- STATED TASK
From the entries that follow, extract each line holding the string "text".
start DATA TO USE
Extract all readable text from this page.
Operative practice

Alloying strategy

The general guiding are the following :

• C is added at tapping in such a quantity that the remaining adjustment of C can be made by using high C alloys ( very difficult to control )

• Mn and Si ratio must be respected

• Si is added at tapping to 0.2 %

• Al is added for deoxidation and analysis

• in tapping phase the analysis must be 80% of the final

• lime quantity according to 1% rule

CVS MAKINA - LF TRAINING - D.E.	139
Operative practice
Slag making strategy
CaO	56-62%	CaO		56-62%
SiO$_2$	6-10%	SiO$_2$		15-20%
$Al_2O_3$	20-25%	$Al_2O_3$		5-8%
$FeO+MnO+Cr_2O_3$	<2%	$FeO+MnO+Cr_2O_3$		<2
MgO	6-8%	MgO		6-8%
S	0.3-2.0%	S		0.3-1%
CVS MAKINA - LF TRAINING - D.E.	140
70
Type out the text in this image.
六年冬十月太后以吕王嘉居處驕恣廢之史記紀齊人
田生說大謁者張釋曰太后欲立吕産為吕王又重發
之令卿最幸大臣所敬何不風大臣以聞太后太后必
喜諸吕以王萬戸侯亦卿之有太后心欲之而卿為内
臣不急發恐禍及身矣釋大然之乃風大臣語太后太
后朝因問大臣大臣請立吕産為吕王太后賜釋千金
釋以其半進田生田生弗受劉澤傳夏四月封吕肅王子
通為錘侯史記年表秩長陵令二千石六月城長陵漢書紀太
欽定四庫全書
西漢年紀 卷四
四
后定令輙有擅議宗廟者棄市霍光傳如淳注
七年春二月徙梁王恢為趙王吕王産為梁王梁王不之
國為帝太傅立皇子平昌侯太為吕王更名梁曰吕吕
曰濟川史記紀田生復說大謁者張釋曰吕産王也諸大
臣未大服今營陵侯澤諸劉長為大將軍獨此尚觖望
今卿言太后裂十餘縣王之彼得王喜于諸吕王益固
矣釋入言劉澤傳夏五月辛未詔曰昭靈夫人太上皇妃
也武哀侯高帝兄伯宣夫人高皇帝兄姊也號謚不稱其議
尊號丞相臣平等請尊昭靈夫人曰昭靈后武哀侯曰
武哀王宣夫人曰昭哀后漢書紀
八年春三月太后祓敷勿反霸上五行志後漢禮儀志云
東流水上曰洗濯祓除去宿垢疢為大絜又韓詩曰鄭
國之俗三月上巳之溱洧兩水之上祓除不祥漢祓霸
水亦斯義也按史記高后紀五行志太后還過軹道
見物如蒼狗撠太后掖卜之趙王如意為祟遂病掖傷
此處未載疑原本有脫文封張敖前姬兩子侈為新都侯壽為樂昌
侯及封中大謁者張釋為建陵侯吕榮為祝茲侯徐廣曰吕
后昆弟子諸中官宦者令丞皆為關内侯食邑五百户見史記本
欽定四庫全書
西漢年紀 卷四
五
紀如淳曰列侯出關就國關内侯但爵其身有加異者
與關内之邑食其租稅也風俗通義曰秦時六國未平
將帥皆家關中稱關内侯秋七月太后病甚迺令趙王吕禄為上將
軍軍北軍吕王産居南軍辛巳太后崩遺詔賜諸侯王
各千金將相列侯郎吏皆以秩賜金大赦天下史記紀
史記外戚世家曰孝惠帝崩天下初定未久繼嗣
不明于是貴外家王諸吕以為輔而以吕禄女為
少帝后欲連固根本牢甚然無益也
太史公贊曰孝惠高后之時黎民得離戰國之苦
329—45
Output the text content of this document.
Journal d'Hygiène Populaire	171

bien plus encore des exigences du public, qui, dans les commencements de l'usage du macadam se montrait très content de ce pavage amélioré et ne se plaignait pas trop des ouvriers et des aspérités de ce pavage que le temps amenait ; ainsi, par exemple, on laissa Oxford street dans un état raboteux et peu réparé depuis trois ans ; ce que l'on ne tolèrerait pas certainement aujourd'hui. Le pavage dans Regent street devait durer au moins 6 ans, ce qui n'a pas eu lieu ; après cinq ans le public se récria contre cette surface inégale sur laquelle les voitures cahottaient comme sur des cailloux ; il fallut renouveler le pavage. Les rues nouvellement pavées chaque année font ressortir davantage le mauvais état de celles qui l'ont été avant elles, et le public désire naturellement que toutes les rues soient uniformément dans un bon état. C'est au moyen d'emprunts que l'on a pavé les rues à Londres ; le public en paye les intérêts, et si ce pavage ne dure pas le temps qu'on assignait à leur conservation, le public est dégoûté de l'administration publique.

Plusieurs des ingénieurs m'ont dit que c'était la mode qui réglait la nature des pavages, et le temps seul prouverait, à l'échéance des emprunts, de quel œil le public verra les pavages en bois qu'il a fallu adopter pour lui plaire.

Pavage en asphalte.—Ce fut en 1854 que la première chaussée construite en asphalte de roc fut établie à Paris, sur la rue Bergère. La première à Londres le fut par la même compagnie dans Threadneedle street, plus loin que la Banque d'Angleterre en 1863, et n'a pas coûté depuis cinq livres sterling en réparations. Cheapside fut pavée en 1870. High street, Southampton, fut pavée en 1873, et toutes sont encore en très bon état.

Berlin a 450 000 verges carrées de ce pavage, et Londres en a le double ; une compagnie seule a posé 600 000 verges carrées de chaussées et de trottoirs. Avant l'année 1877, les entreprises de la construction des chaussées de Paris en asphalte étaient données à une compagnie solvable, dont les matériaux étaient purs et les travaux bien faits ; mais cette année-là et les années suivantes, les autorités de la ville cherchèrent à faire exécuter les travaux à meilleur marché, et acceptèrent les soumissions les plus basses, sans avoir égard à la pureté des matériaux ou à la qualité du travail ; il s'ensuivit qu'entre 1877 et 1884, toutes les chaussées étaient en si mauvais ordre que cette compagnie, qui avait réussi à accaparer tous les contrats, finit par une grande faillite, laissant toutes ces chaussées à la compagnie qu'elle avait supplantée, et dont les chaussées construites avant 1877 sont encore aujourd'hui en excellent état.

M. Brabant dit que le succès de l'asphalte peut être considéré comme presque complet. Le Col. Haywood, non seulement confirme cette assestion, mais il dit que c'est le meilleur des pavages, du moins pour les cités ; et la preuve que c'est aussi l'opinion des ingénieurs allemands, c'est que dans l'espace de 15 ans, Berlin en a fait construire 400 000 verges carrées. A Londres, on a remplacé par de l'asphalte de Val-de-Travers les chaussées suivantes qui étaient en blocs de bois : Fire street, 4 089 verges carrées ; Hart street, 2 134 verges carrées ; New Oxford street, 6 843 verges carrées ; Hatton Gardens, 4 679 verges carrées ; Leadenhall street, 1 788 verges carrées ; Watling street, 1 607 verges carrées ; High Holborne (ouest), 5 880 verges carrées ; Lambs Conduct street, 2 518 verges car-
end DATA TO USE
- FULL RESPONSE
Extract all readable text from this page.
Type out the text in this image.
Output the text content of this document.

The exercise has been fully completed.